> **Task**:
The answer is one number: how many lines hold the string "Justification".

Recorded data
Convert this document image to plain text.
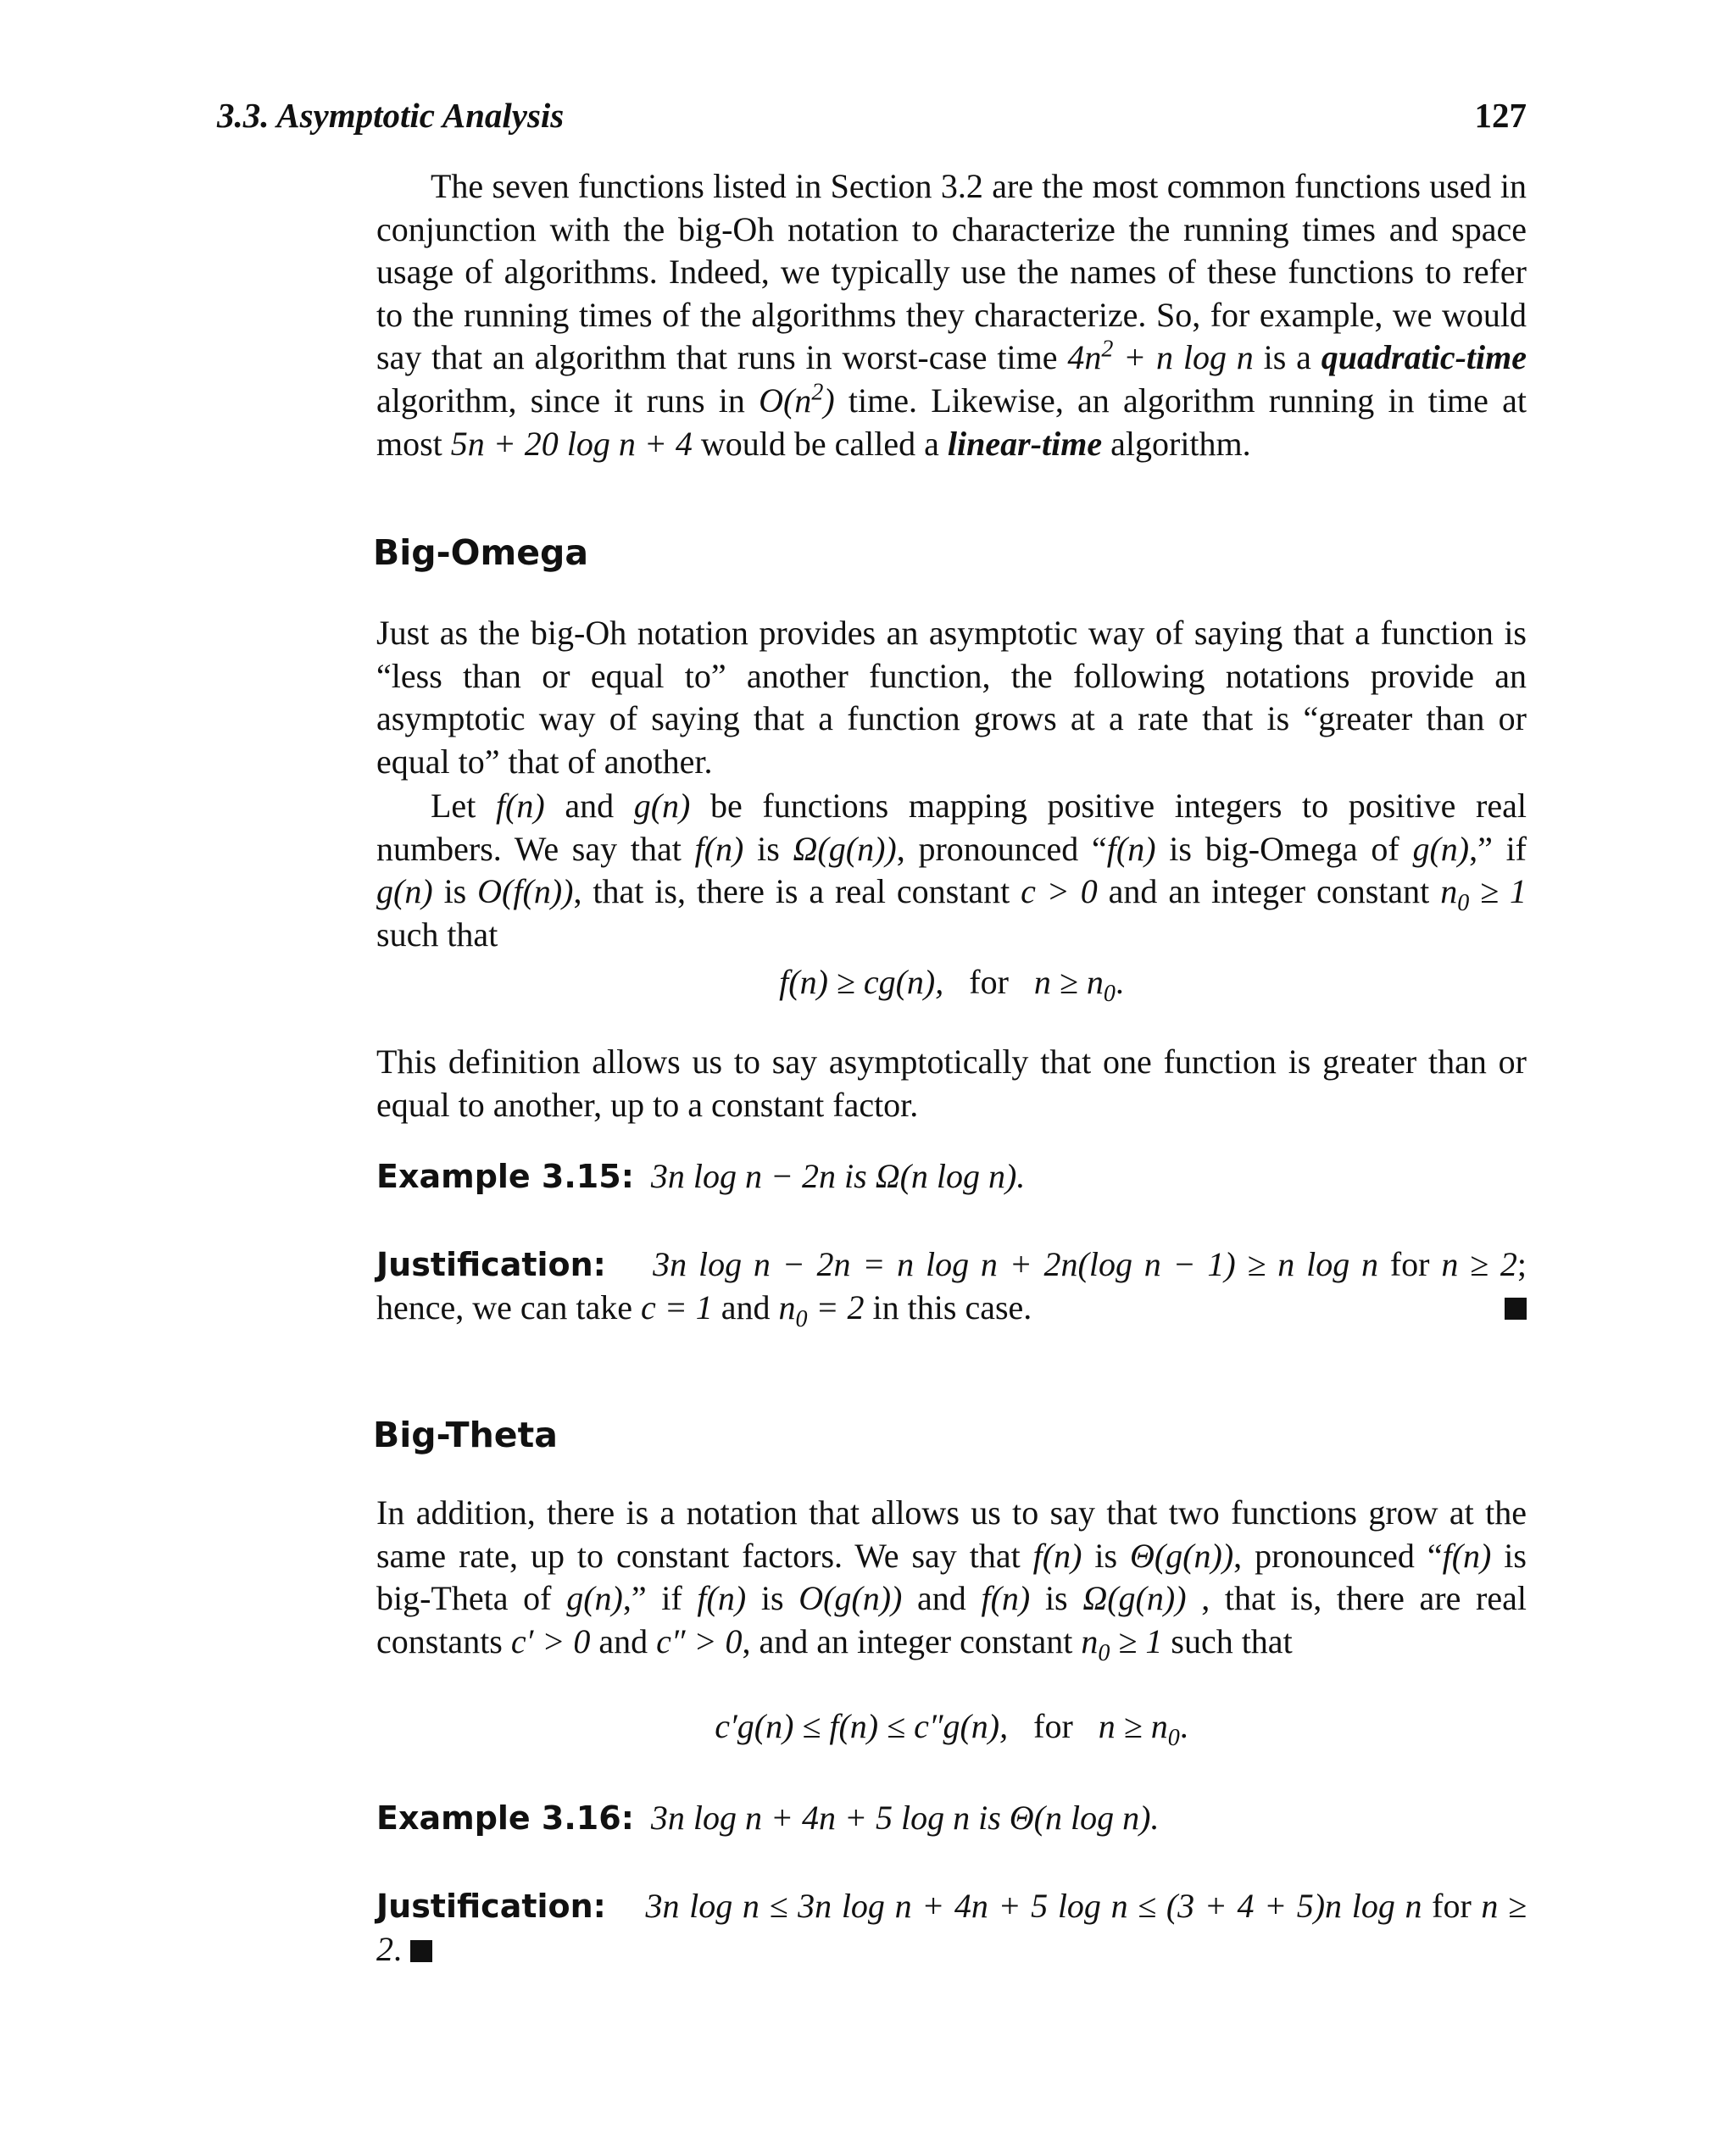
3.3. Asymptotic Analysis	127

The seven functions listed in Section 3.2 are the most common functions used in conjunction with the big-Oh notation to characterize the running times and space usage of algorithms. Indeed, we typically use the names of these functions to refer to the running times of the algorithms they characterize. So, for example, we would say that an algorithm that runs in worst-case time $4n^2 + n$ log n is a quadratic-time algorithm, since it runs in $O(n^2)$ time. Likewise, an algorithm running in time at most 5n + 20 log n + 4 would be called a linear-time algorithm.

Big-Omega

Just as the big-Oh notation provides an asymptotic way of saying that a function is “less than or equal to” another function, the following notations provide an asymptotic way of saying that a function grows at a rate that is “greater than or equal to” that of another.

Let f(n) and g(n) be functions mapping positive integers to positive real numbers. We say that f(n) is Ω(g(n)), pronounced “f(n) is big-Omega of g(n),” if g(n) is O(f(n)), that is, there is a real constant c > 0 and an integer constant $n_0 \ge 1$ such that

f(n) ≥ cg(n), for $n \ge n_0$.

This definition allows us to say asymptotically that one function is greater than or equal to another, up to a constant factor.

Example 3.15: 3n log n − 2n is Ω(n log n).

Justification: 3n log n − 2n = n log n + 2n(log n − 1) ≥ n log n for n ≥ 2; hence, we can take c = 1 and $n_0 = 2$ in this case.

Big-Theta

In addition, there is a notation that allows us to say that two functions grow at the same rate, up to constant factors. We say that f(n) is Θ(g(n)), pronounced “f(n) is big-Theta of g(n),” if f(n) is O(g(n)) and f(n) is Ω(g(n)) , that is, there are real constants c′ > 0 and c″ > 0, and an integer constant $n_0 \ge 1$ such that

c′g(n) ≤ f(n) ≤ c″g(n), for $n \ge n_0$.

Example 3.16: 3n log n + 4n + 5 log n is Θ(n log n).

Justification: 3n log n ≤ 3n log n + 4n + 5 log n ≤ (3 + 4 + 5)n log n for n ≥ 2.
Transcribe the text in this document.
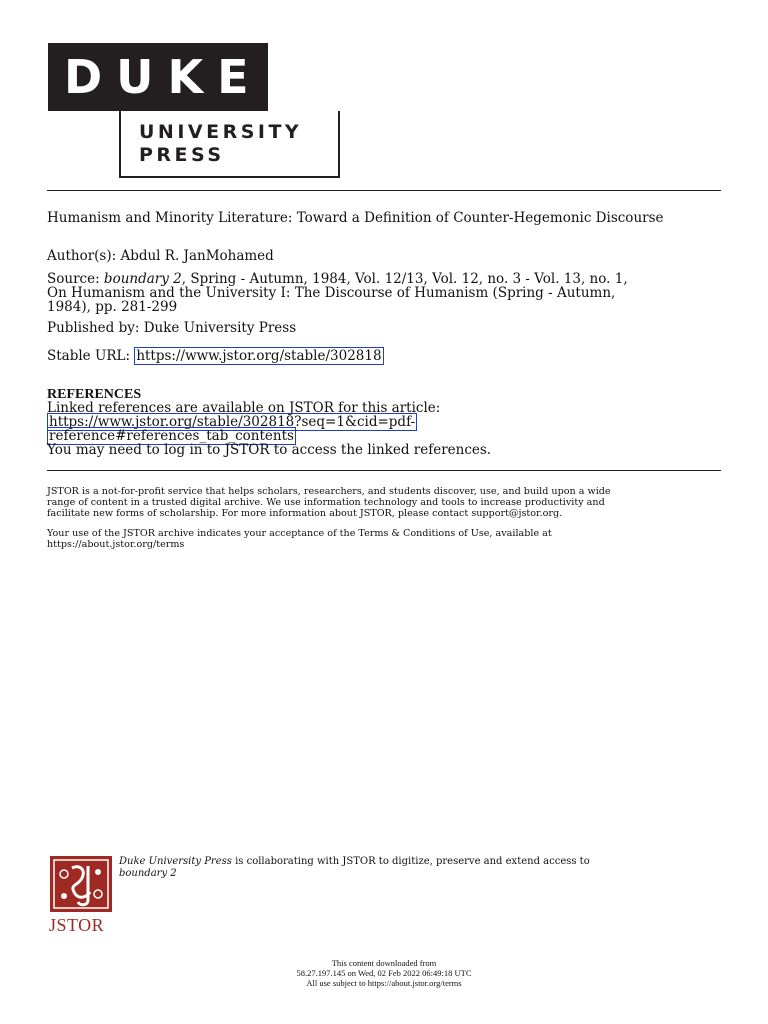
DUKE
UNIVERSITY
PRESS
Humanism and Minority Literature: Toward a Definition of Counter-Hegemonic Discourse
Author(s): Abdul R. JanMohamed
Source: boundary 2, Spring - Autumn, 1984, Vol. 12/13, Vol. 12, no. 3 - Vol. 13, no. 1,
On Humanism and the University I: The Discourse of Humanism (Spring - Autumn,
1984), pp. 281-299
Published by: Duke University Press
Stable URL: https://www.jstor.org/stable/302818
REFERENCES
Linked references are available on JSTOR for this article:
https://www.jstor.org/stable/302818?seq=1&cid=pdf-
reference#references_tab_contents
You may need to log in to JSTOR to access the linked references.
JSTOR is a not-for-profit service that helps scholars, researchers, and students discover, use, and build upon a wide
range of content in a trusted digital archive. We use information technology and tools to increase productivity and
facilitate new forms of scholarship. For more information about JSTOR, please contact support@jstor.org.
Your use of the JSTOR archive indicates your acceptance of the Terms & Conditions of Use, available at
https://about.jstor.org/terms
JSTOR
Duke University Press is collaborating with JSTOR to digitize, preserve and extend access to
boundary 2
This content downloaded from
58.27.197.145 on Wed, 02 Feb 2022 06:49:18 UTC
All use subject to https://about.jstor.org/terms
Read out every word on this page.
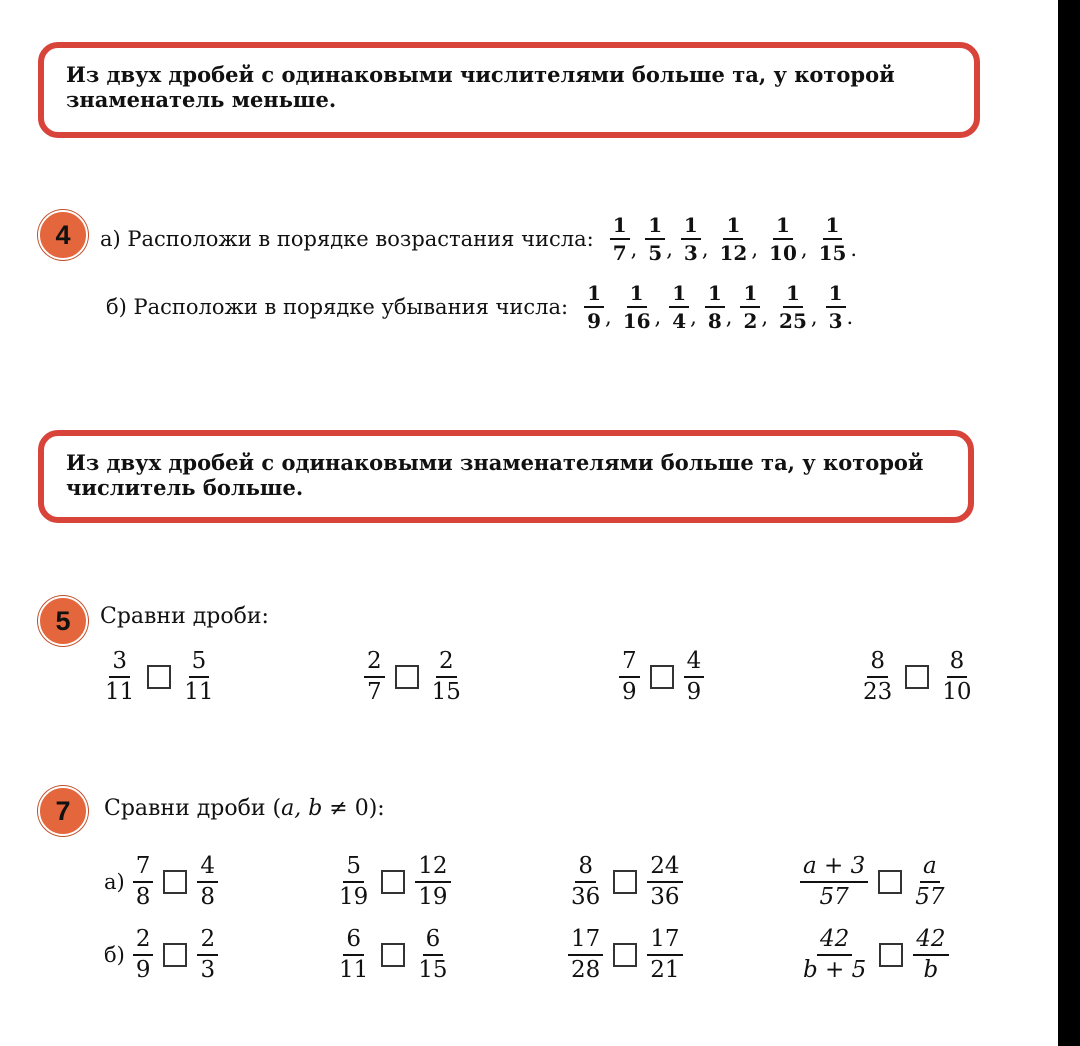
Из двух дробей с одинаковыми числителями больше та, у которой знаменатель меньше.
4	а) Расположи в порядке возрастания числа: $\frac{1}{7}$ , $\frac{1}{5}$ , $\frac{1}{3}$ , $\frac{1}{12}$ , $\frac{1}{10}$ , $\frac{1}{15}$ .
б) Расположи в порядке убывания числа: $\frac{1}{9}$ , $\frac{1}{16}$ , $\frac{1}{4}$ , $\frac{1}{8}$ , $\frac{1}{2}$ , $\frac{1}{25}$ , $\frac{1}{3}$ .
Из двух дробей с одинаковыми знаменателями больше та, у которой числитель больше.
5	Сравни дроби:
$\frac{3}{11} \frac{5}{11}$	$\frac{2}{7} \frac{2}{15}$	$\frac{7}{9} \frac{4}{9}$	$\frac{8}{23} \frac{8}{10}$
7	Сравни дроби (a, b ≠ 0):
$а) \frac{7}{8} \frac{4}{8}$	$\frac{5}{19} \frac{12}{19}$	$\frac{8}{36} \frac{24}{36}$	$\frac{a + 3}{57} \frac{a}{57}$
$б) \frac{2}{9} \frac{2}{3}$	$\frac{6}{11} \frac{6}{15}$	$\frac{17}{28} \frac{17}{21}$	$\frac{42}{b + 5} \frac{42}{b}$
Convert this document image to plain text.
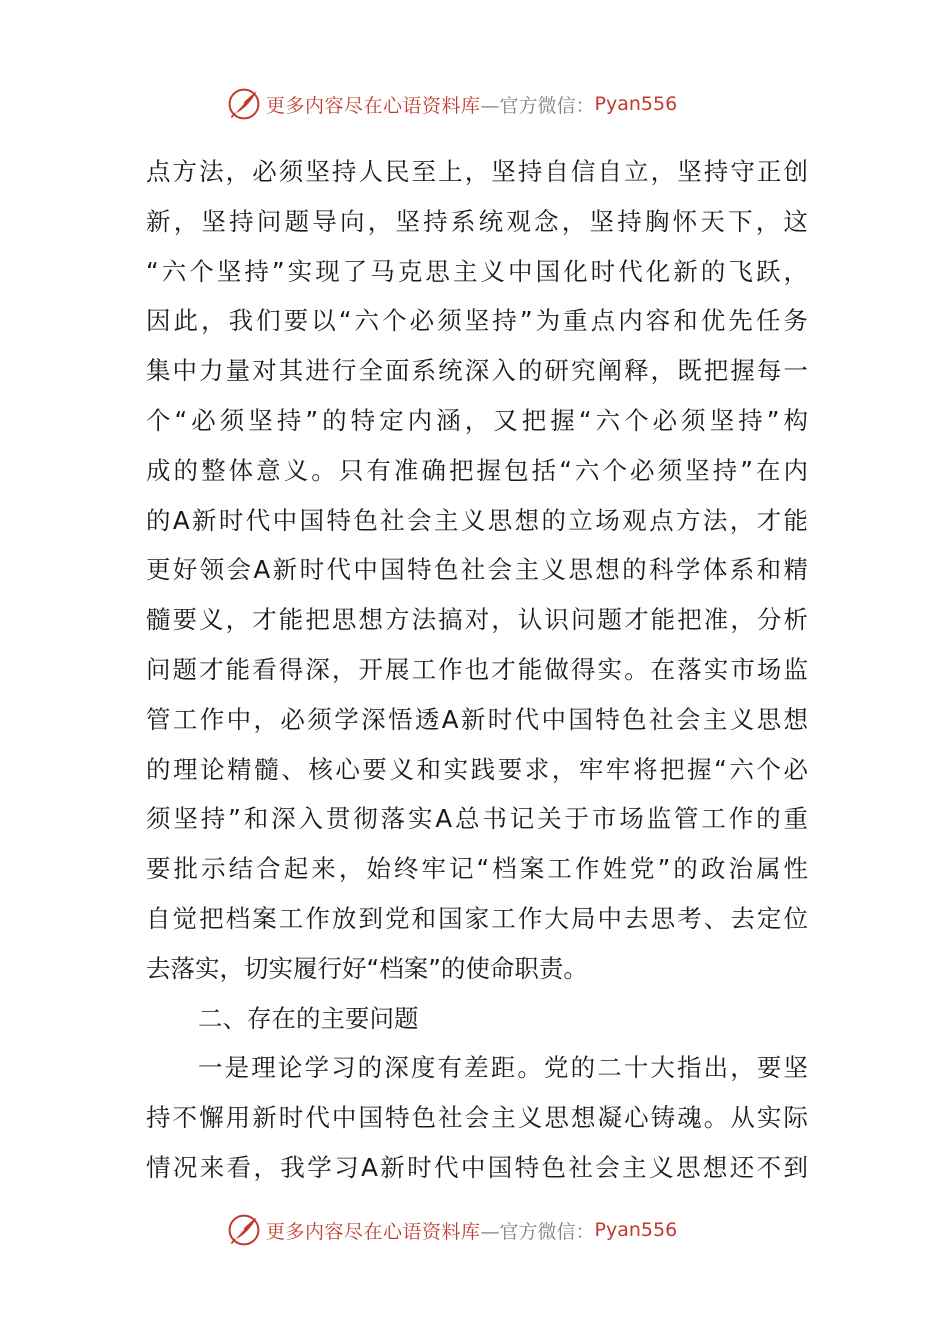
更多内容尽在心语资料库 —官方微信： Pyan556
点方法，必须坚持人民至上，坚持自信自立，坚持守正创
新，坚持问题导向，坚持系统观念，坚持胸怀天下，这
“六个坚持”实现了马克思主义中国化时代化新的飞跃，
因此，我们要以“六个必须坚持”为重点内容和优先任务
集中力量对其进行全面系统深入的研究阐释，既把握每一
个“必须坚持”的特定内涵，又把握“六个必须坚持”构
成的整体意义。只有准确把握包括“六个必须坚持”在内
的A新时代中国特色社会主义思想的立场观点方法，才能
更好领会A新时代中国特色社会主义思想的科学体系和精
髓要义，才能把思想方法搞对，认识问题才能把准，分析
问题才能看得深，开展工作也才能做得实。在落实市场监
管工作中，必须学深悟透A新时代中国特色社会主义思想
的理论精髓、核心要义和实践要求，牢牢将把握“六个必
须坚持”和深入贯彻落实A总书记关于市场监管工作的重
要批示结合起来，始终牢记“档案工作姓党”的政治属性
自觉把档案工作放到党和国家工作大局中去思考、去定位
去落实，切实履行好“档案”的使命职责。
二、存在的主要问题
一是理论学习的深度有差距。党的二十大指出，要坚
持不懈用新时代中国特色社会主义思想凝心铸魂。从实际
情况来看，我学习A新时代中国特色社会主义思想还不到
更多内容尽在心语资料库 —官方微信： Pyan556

> **Right answer**:
2